EXERCISE PROMPT — Copy every entry word for word. Skip the pictures.

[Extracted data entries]
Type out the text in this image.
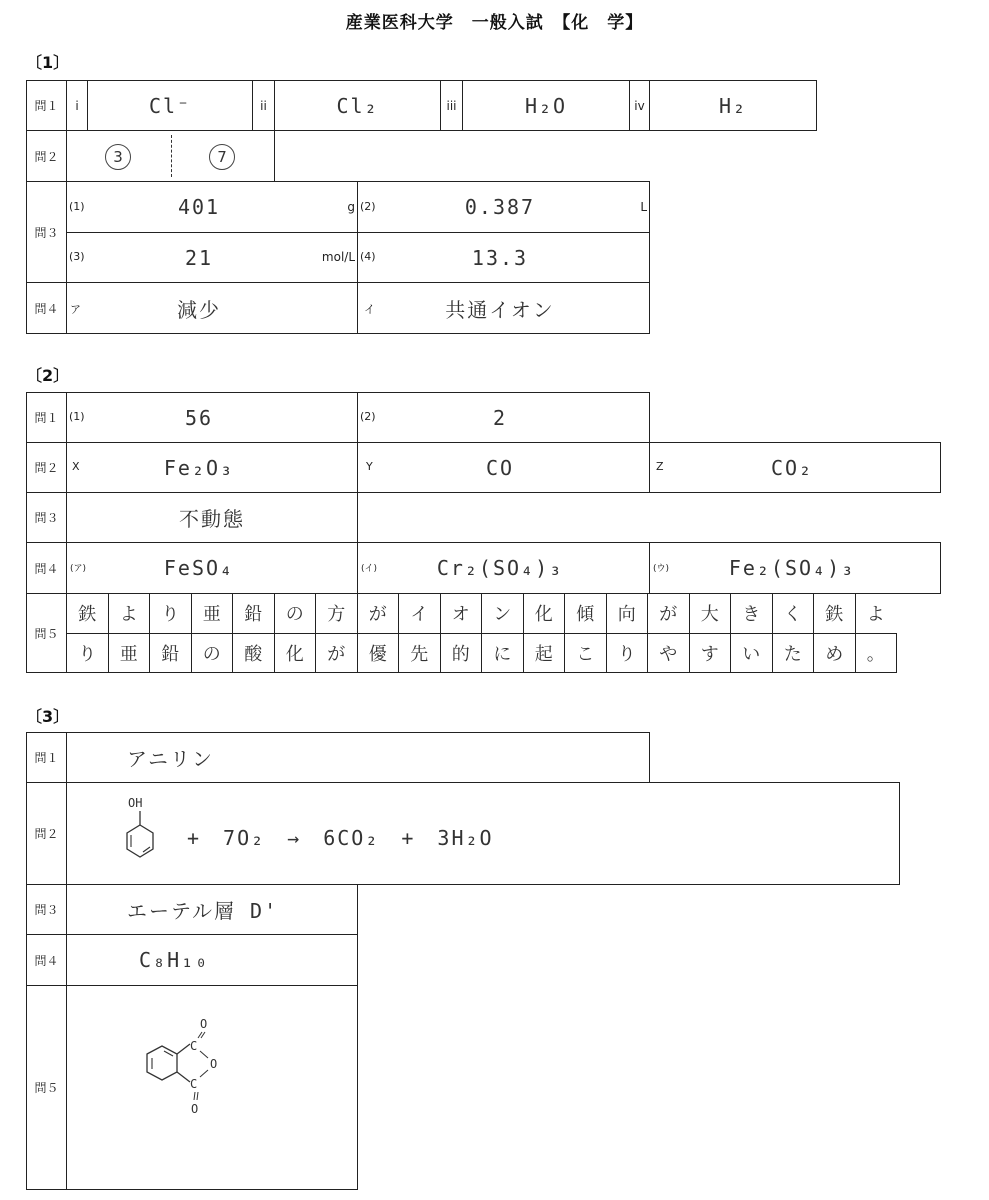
産業医科大学　一般入試　【化　学】
〔1〕
問１	i	Cl⁻	ii	Cl₂	iii	H₂O	iv	H₂
問２	3	7
問３
(1)	401	g (2)	0.387	L
(3)	21	mol/L (4)	13.3
問４	ア	減少	イ	共通イオン
〔2〕
問１ (1)	56	(2)	2
問２	X	Fe₂O₃	Y	CO	Z	CO₂
問３	不動態
問４	(ア)	FeSO₄	(イ)	Cr₂(SO₄)₃	(ウ)	Fe₂(SO₄)₃
問５
鉄	よ	り	亜	鉛	の	方	が	イ	オ	ン	化	傾	向	が	大	き	く	鉄	よ
り	亜	鉛	の	酸	化	が	優	先	的	に	起	こ	り	や	す	い	た	め	。
〔3〕
問１	アニリン
問２
OH
+　7O₂　→　6CO₂　+　3H₂O
問３	エーテル層 D'
問４	C₈H₁₀
問５
O
C
O
C
O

THE SOLUTION —
Type out the text in this image.
産業医科大学　一般入試　【化　学】
〔1〕
問１	i	Cl⁻	ii	Cl₂	iii	H₂O	iv	H₂
問２	3	7
問３
(1)	401	g (2)	0.387	L
(3)	21	mol/L (4)	13.3
問４	ア	減少	イ	共通イオン
〔2〕
問１ (1)	56	(2)	2
問２	X	Fe₂O₃	Y	CO	Z	CO₂
問３	不動態
問４	(ア)	FeSO₄	(イ)	Cr₂(SO₄)₃	(ウ)	Fe₂(SO₄)₃
問５
鉄	よ	り	亜	鉛	の	方	が	イ	オ	ン	化	傾	向	が	大	き	く	鉄	よ
り	亜	鉛	の	酸	化	が	優	先	的	に	起	こ	り	や	す	い	た	め	。
〔3〕
問１	アニリン
問２
OH
+　7O₂　→　6CO₂　+　3H₂O
問３	エーテル層 D'
問４	C₈H₁₀
問５
O
C
O
C
O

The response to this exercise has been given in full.